■ Data to process ■
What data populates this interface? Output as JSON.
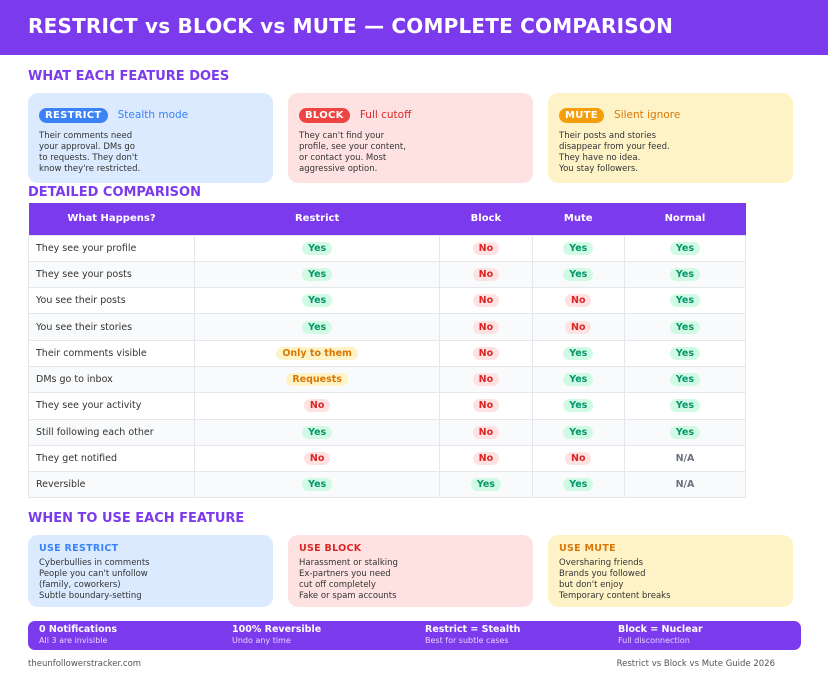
{
  "header": {
    "title": "RESTRICT vs BLOCK vs MUTE — COMPLETE COMPARISON"
  },
  "sections": {
    "features": "WHAT EACH FEATURE DOES",
    "comparison": "DETAILED COMPARISON",
    "when": "WHEN TO USE EACH FEATURE"
  },
  "features": [
    {
      "badge": "RESTRICT",
      "tag": "Stealth mode",
      "desc": "Their comments need\nyour approval. DMs go\nto requests. They don't\nknow they're restricted."
    },
    {
      "badge": "BLOCK",
      "tag": "Full cutoff",
      "desc": "They can't find your\nprofile, see your content,\nor contact you. Most\naggressive option."
    },
    {
      "badge": "MUTE",
      "tag": "Silent ignore",
      "desc": "Their posts and stories\ndisappear from your feed.\nThey have no idea.\nYou stay followers."
    }
  ],
  "table": {
    "headers": [
      "What Happens?",
      "Restrict",
      "Block",
      "Mute",
      "Normal"
    ],
    "rows": [
      {
        "label": "They see your profile",
        "cells": [
          {
            "t": "Yes",
            "k": "yes"
          },
          {
            "t": "No",
            "k": "no"
          },
          {
            "t": "Yes",
            "k": "yes"
          },
          {
            "t": "Yes",
            "k": "yes"
          }
        ]
      },
      {
        "label": "They see your posts",
        "cells": [
          {
            "t": "Yes",
            "k": "yes"
          },
          {
            "t": "No",
            "k": "no"
          },
          {
            "t": "Yes",
            "k": "yes"
          },
          {
            "t": "Yes",
            "k": "yes"
          }
        ]
      },
      {
        "label": "You see their posts",
        "cells": [
          {
            "t": "Yes",
            "k": "yes"
          },
          {
            "t": "No",
            "k": "no"
          },
          {
            "t": "No",
            "k": "no"
          },
          {
            "t": "Yes",
            "k": "yes"
          }
        ]
      },
      {
        "label": "You see their stories",
        "cells": [
          {
            "t": "Yes",
            "k": "yes"
          },
          {
            "t": "No",
            "k": "no"
          },
          {
            "t": "No",
            "k": "no"
          },
          {
            "t": "Yes",
            "k": "yes"
          }
        ]
      },
      {
        "label": "Their comments visible",
        "cells": [
          {
            "t": "Only to them",
            "k": "partial"
          },
          {
            "t": "No",
            "k": "no"
          },
          {
            "t": "Yes",
            "k": "yes"
          },
          {
            "t": "Yes",
            "k": "yes"
          }
        ]
      },
      {
        "label": "DMs go to inbox",
        "cells": [
          {
            "t": "Requests",
            "k": "partial"
          },
          {
            "t": "No",
            "k": "no"
          },
          {
            "t": "Yes",
            "k": "yes"
          },
          {
            "t": "Yes",
            "k": "yes"
          }
        ]
      },
      {
        "label": "They see your activity",
        "cells": [
          {
            "t": "No",
            "k": "no"
          },
          {
            "t": "No",
            "k": "no"
          },
          {
            "t": "Yes",
            "k": "yes"
          },
          {
            "t": "Yes",
            "k": "yes"
          }
        ]
      },
      {
        "label": "Still following each other",
        "cells": [
          {
            "t": "Yes",
            "k": "yes"
          },
          {
            "t": "No",
            "k": "no"
          },
          {
            "t": "Yes",
            "k": "yes"
          },
          {
            "t": "Yes",
            "k": "yes"
          }
        ]
      },
      {
        "label": "They get notified",
        "cells": [
          {
            "t": "No",
            "k": "no"
          },
          {
            "t": "No",
            "k": "no"
          },
          {
            "t": "No",
            "k": "no"
          },
          {
            "t": "N/A",
            "k": "na"
          }
        ]
      },
      {
        "label": "Reversible",
        "cells": [
          {
            "t": "Yes",
            "k": "yes"
          },
          {
            "t": "Yes",
            "k": "yes"
          },
          {
            "t": "Yes",
            "k": "yes"
          },
          {
            "t": "N/A",
            "k": "na"
          }
        ]
      }
    ]
  },
  "use_cases": [
    {
      "title": "USE RESTRICT",
      "items": [
        "Cyberbullies in comments",
        "People you can't unfollow",
        "(family, coworkers)",
        "Subtle boundary-setting"
      ]
    },
    {
      "title": "USE BLOCK",
      "items": [
        "Harassment or stalking",
        "Ex-partners you need",
        "cut off completely",
        "Fake or spam accounts"
      ]
    },
    {
      "title": "USE MUTE",
      "items": [
        "Oversharing friends",
        "Brands you followed",
        "but don't enjoy",
        "Temporary content breaks"
      ]
    }
  ],
  "stats": [
    {
      "title": "0 Notifications",
      "sub": "All 3 are invisible"
    },
    {
      "title": "100% Reversible",
      "sub": "Undo any time"
    },
    {
      "title": "Restrict = Stealth",
      "sub": "Best for subtle cases"
    },
    {
      "title": "Block = Nuclear",
      "sub": "Full disconnection"
    }
  ],
  "footer": {
    "site": "theunfollowerstracker.com",
    "guide": "Restrict vs Block vs Mute Guide 2026"
  },
  "colors": {
    "primary": "#7c3aed",
    "restrict": "#3b82f6",
    "block": "#ef4444",
    "mute": "#f59e0b",
    "restrict_text": "#3b82f6",
    "block_text": "#dc2626",
    "mute_text": "#d97706"
  }
}
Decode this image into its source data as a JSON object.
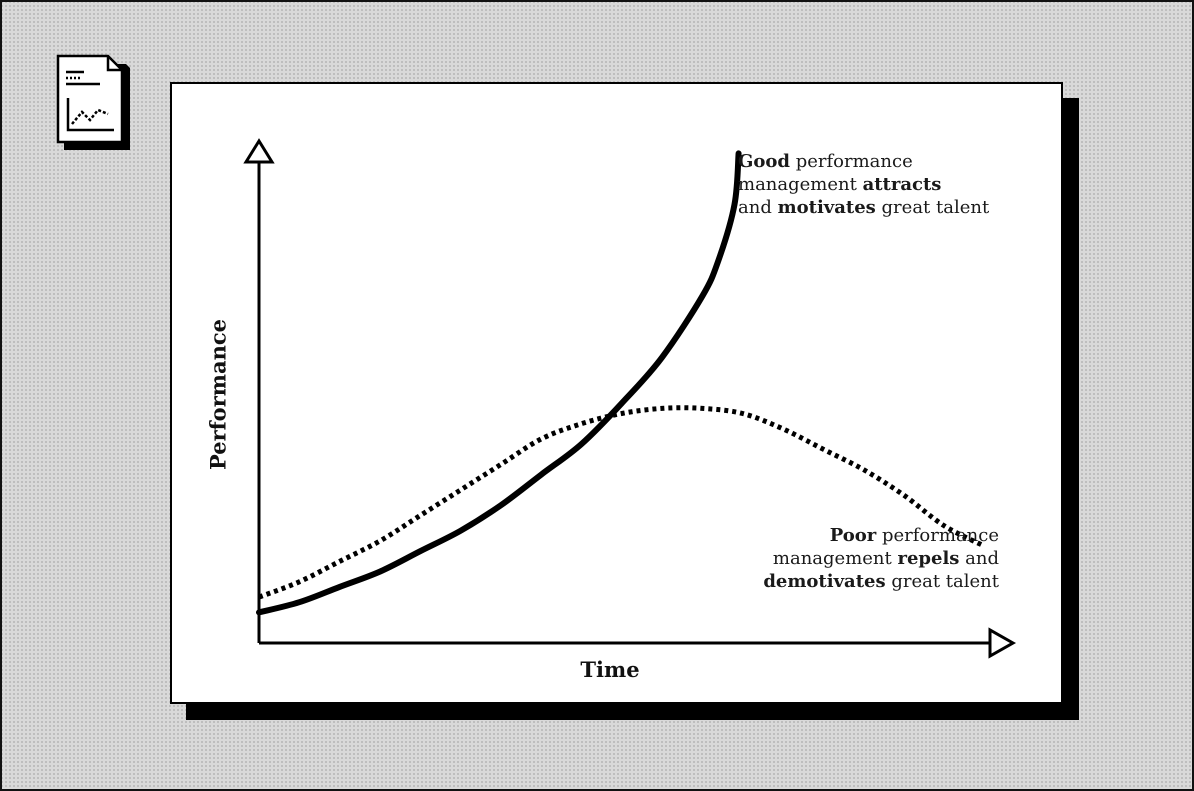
{
  "chart_data": {
    "type": "line",
    "title": "",
    "xlabel": "Time",
    "ylabel": "Performance",
    "grid": false,
    "legend": "none",
    "series": [
      {
        "style": "solid",
        "color": "#000000",
        "points": [
          [
            0.0,
            0.06
          ],
          [
            0.05,
            0.08
          ],
          [
            0.1,
            0.11
          ],
          [
            0.15,
            0.14
          ],
          [
            0.2,
            0.18
          ],
          [
            0.25,
            0.22
          ],
          [
            0.3,
            0.27
          ],
          [
            0.35,
            0.33
          ],
          [
            0.4,
            0.39
          ],
          [
            0.45,
            0.47
          ],
          [
            0.5,
            0.56
          ],
          [
            0.55,
            0.68
          ],
          [
            0.57,
            0.75
          ],
          [
            0.59,
            0.86
          ],
          [
            0.595,
            0.96
          ]
        ]
      },
      {
        "style": "dotted",
        "color": "#000000",
        "points": [
          [
            0.0,
            0.09
          ],
          [
            0.05,
            0.12
          ],
          [
            0.1,
            0.16
          ],
          [
            0.15,
            0.2
          ],
          [
            0.2,
            0.25
          ],
          [
            0.25,
            0.3
          ],
          [
            0.3,
            0.35
          ],
          [
            0.35,
            0.4
          ],
          [
            0.4,
            0.43
          ],
          [
            0.45,
            0.45
          ],
          [
            0.5,
            0.46
          ],
          [
            0.55,
            0.46
          ],
          [
            0.6,
            0.45
          ],
          [
            0.65,
            0.42
          ],
          [
            0.7,
            0.38
          ],
          [
            0.75,
            0.34
          ],
          [
            0.8,
            0.29
          ],
          [
            0.85,
            0.23
          ],
          [
            0.9,
            0.19
          ]
        ]
      }
    ],
    "annotations": {
      "good": {
        "line1_bold": "Good",
        "line1_rest": " performance",
        "line2_plain": "management ",
        "line2_bold": "attracts",
        "line3_plain": "and ",
        "line3_bold": "motivates",
        "line3_rest": " great talent"
      },
      "poor": {
        "line1_bold": "Poor",
        "line1_rest": " performance",
        "line2_plain": "management ",
        "line2_bold": "repels",
        "line2_rest": " and",
        "line3_bold": "demotivates",
        "line3_rest": " great talent"
      }
    }
  },
  "icons": {
    "document": "document-chart-icon"
  }
}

■ Exercise details ■
Copy every line from the records above that contains the word "badge".

■ Solved exercise ■
      "badge": "RESTRICT",
      "badge": "BLOCK",
      "badge": "MUTE",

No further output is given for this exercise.